§ WRITTEN TASK
From the entries that follow, gather each line holding the word "using".

§ PROVIDED RECORDS
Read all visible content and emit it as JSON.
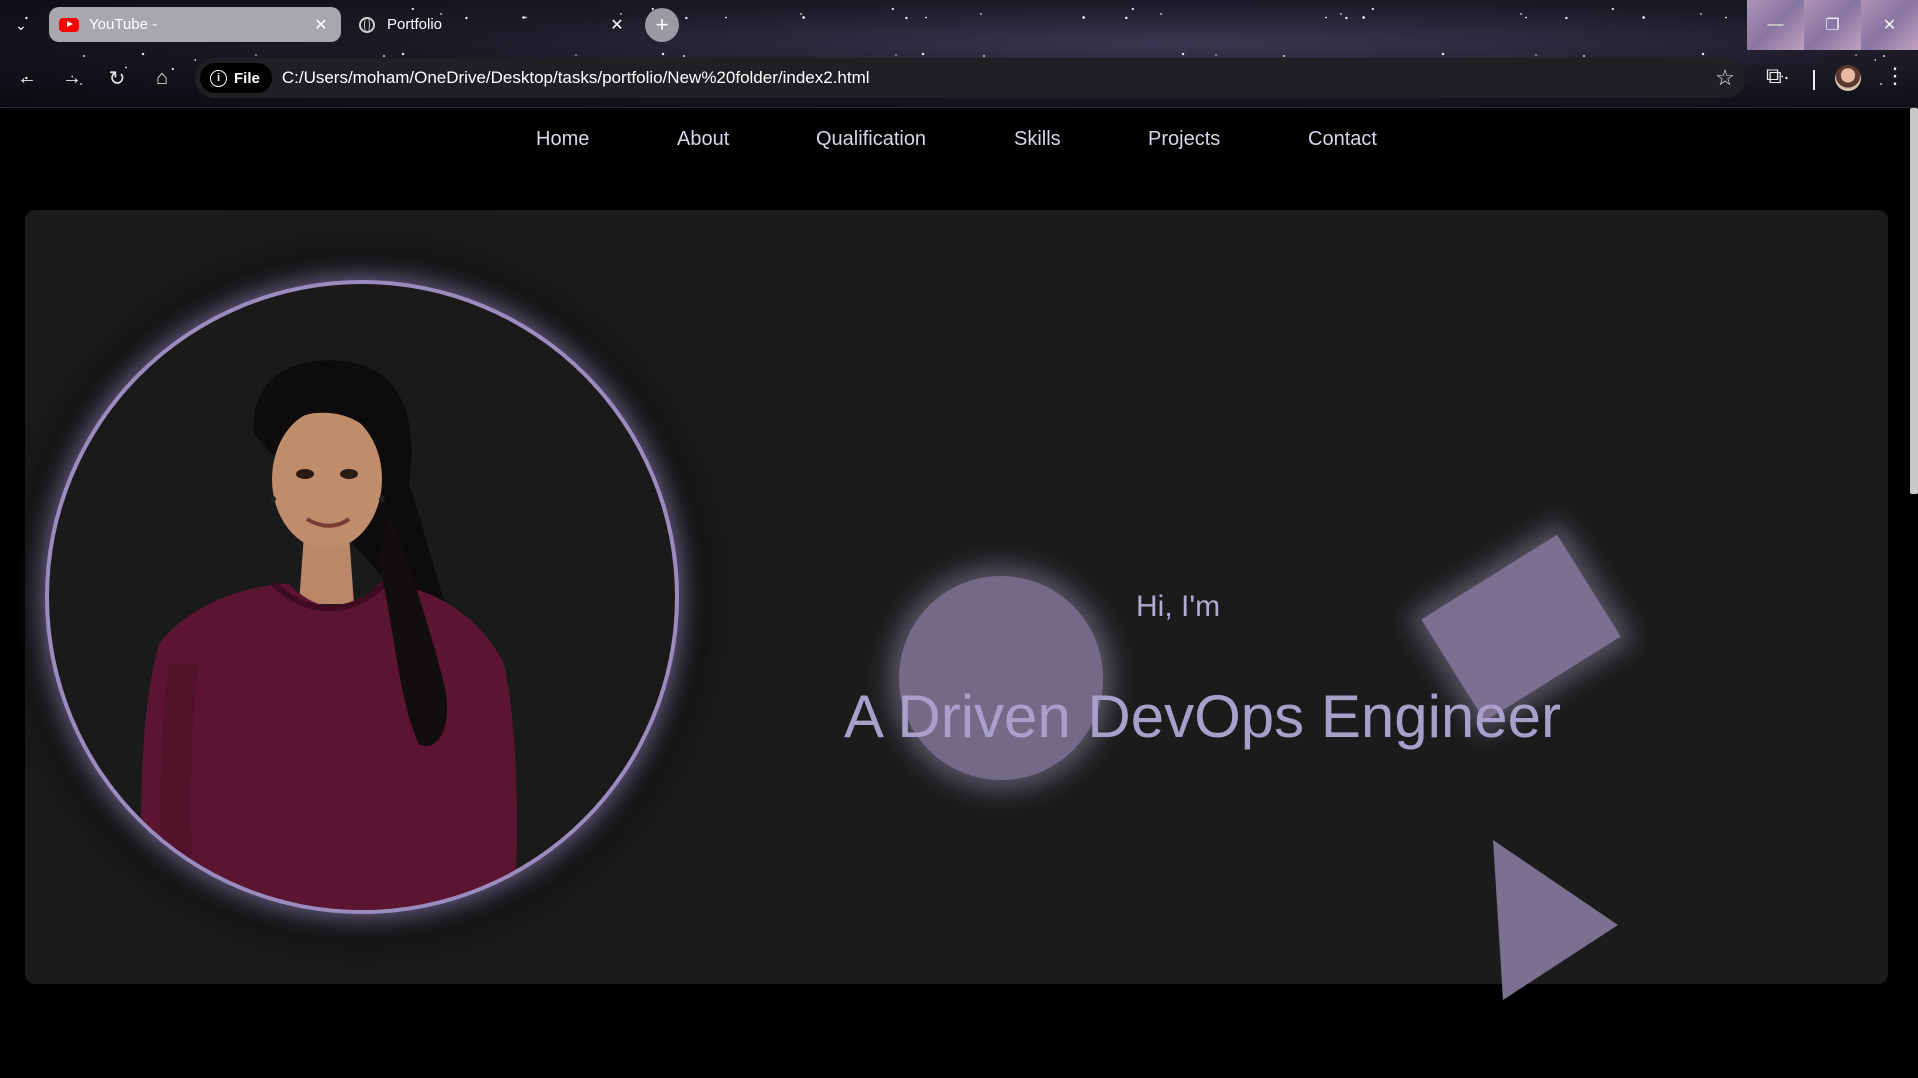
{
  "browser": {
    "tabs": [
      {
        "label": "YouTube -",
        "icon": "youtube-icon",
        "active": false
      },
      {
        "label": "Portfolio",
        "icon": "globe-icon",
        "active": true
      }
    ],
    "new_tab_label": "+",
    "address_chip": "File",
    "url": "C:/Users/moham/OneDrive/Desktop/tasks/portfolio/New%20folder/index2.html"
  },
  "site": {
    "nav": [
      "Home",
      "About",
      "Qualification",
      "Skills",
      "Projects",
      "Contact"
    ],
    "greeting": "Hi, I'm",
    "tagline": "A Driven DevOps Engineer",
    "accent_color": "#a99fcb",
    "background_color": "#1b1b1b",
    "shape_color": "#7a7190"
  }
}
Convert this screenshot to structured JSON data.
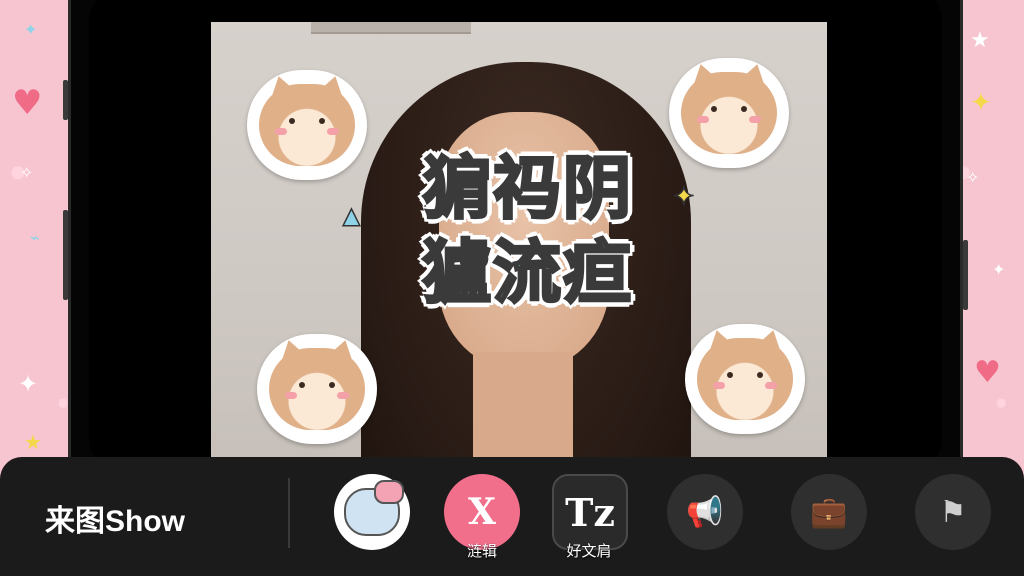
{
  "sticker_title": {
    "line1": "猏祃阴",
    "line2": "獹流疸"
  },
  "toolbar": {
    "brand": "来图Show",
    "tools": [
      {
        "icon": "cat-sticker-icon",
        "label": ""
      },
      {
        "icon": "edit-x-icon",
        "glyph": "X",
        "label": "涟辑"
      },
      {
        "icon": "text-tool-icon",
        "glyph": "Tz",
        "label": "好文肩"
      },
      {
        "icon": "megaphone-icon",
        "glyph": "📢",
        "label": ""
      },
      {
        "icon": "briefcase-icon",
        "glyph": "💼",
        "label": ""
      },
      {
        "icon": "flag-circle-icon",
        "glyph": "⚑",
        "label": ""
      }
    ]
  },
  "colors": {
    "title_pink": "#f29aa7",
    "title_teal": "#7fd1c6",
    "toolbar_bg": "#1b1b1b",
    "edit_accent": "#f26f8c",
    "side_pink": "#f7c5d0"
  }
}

---

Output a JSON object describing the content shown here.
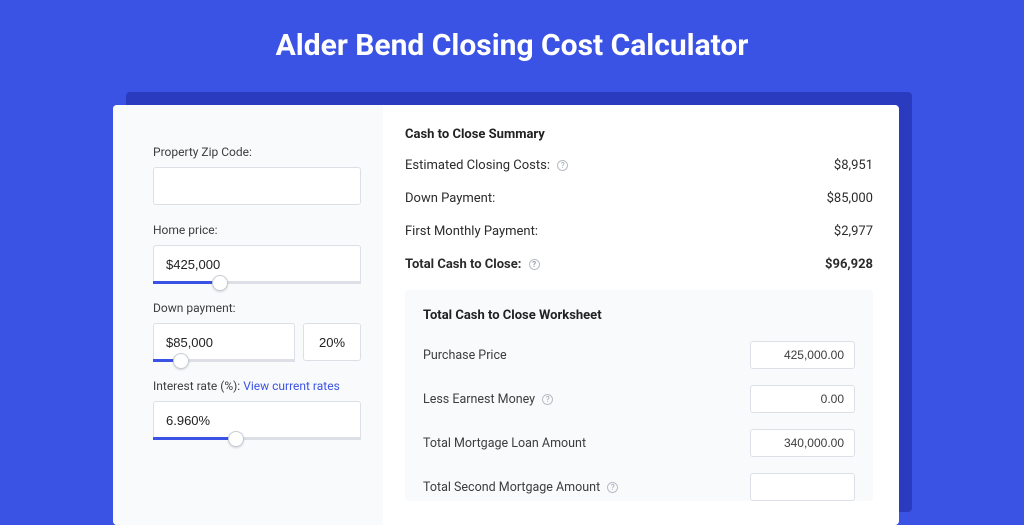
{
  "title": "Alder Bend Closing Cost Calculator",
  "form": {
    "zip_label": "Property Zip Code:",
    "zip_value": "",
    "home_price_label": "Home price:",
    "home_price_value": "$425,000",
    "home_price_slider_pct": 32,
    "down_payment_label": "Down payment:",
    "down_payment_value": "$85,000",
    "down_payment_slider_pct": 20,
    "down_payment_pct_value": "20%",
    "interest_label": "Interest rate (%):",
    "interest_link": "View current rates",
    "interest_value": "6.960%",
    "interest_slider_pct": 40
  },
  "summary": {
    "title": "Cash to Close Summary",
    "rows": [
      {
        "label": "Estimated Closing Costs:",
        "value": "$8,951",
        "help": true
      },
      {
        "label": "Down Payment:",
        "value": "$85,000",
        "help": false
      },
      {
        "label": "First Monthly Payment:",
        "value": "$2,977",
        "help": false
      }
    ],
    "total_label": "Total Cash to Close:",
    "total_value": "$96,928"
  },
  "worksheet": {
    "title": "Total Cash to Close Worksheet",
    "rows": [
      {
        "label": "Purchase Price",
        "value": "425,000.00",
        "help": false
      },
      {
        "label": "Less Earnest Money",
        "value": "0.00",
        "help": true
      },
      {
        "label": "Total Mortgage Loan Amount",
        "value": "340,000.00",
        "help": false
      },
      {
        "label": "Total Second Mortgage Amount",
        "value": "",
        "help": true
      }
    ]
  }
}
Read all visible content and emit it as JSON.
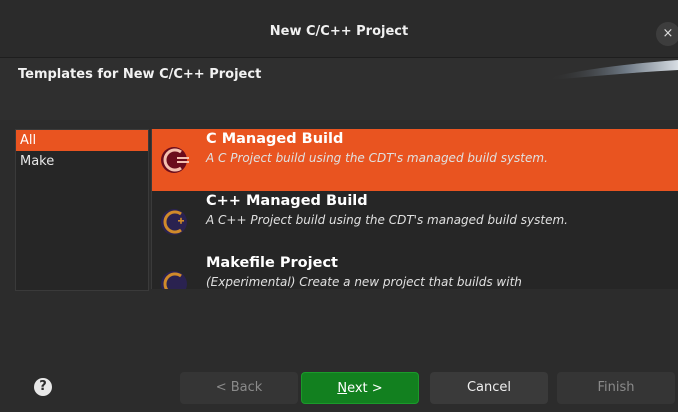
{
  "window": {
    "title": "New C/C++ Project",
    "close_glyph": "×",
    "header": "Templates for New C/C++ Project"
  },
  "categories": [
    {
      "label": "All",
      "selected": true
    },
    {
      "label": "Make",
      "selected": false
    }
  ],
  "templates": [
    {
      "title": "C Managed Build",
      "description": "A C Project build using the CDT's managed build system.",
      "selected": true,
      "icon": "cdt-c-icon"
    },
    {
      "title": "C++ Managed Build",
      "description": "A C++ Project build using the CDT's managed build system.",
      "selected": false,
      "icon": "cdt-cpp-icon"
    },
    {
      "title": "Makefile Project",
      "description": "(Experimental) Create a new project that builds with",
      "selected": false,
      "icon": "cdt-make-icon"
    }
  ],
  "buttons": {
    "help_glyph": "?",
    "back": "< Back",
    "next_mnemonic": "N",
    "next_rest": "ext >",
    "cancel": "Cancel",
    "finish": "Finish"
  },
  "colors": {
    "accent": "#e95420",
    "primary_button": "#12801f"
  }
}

§ TASK ANSWER
      "description": "A C Project build using the CDT's managed build system.",
      "description": "A C++ Project build using the CDT's managed build system.",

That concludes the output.